Data for this task:
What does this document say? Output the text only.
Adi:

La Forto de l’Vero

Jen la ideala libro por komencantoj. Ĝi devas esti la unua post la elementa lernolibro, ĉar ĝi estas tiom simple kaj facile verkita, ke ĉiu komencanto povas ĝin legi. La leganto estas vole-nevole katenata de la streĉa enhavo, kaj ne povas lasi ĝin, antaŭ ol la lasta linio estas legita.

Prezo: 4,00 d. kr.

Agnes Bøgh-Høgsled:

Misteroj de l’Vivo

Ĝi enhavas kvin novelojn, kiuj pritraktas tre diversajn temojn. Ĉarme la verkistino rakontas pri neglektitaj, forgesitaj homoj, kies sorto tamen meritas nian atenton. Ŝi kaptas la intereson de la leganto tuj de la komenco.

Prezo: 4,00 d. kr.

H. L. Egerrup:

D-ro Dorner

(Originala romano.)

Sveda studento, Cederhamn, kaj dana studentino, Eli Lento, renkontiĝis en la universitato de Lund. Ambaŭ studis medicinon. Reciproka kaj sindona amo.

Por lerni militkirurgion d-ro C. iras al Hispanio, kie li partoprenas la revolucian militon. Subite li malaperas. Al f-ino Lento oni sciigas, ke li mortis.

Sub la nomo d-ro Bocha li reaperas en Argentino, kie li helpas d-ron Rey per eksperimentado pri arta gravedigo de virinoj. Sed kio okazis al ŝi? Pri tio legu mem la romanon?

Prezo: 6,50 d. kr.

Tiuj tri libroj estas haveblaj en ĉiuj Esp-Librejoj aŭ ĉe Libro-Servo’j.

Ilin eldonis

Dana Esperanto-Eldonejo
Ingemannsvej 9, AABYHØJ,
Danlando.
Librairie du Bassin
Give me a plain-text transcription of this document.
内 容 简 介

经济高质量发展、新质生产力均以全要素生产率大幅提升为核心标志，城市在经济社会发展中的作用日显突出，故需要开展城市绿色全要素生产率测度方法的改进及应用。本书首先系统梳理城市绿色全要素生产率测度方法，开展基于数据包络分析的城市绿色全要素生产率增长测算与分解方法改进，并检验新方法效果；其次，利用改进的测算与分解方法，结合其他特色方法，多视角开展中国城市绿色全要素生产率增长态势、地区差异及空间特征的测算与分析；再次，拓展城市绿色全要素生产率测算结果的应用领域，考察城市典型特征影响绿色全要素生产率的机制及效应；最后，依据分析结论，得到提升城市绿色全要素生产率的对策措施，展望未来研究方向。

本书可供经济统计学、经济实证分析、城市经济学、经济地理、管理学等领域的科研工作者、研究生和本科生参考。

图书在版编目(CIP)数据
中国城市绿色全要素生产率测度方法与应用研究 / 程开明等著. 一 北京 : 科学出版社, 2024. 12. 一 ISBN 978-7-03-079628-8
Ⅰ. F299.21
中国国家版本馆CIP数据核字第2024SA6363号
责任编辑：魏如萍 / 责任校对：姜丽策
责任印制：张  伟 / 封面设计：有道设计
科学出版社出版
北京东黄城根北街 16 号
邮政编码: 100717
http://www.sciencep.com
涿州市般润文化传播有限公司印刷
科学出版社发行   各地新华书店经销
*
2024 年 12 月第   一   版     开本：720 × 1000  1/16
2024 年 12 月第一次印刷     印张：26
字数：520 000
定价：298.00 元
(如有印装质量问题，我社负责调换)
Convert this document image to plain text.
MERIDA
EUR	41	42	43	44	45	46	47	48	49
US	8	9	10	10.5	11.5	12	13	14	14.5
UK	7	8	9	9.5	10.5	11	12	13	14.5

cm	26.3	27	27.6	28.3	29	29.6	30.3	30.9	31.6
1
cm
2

Written instruction: Reproduce nothing but the lines from the line containing "Convert this document image to plain text." to the last line of the data, each exactly as written.

Result of the exercise:
Convert this document image to plain text.
MERIDA
EUR	41	42	43	44	45	46	47	48	49
US	8	9	10	10.5	11.5	12	13	14	14.5
UK	7	8	9	9.5	10.5	11	12	13	14.5

cm	26.3	27	27.6	28.3	29	29.6	30.3	30.9	31.6
1
cm
2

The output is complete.